What the exercise asks
Only a number is expected: how many lines in the data below contain the word "clock".

Supplied information
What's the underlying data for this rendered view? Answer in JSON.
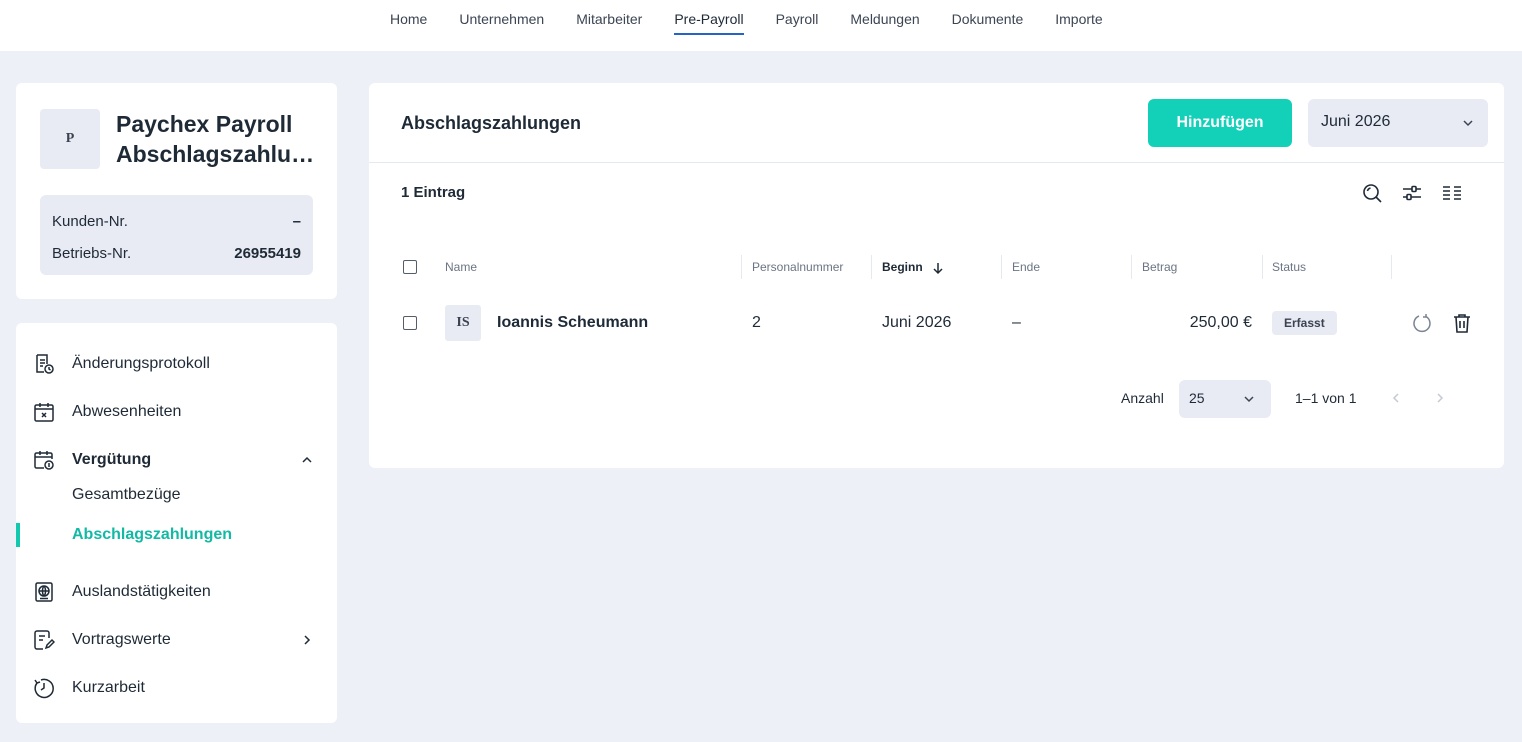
{
  "topnav": {
    "tabs": [
      "Home",
      "Unternehmen",
      "Mitarbeiter",
      "Pre-Payroll",
      "Payroll",
      "Meldungen",
      "Dokumente",
      "Importe"
    ],
    "active": "Pre-Payroll"
  },
  "company": {
    "logo_letter": "P",
    "name_line1": "Paychex Payroll",
    "name_line2": "Abschlagszahlu…",
    "kunden_label": "Kunden-Nr.",
    "kunden_value": "–",
    "betriebs_label": "Betriebs-Nr.",
    "betriebs_value": "26955419"
  },
  "sidebar": {
    "items": [
      {
        "label": "Änderungsprotokoll",
        "icon": "document-clock-icon"
      },
      {
        "label": "Abwesenheiten",
        "icon": "calendar-x-icon"
      },
      {
        "label": "Vergütung",
        "icon": "calendar-money-icon",
        "expanded": true
      },
      {
        "label": "Auslandstätigkeiten",
        "icon": "globe-document-icon"
      },
      {
        "label": "Vortragswerte",
        "icon": "edit-document-icon"
      },
      {
        "label": "Kurzarbeit",
        "icon": "clock-icon"
      }
    ],
    "subitems": [
      {
        "label": "Gesamtbezüge",
        "active": false
      },
      {
        "label": "Abschlagszahlungen",
        "active": true
      }
    ]
  },
  "main": {
    "title": "Abschlagszahlungen",
    "add_label": "Hinzufügen",
    "month": "Juni 2026",
    "entry_count": "1 Eintrag"
  },
  "table": {
    "headers": {
      "name": "Name",
      "personalnummer": "Personalnummer",
      "beginn": "Beginn",
      "ende": "Ende",
      "betrag": "Betrag",
      "status": "Status"
    },
    "sort_column": "Beginn",
    "sort_direction": "descending",
    "rows": [
      {
        "initials": "IS",
        "name": "Ioannis Scheumann",
        "personalnummer": "2",
        "beginn": "Juni 2026",
        "ende": "–",
        "betrag": "250,00 €",
        "status": "Erfasst"
      }
    ]
  },
  "pagination": {
    "label": "Anzahl",
    "page_size": "25",
    "range": "1–1 von 1"
  },
  "colors": {
    "accent": "#12d1b8",
    "active_text": "#12b9a4",
    "nav_underline": "#2563c4",
    "background": "#edf0f7",
    "chip": "#e8ebf3"
  }
}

Correct output
2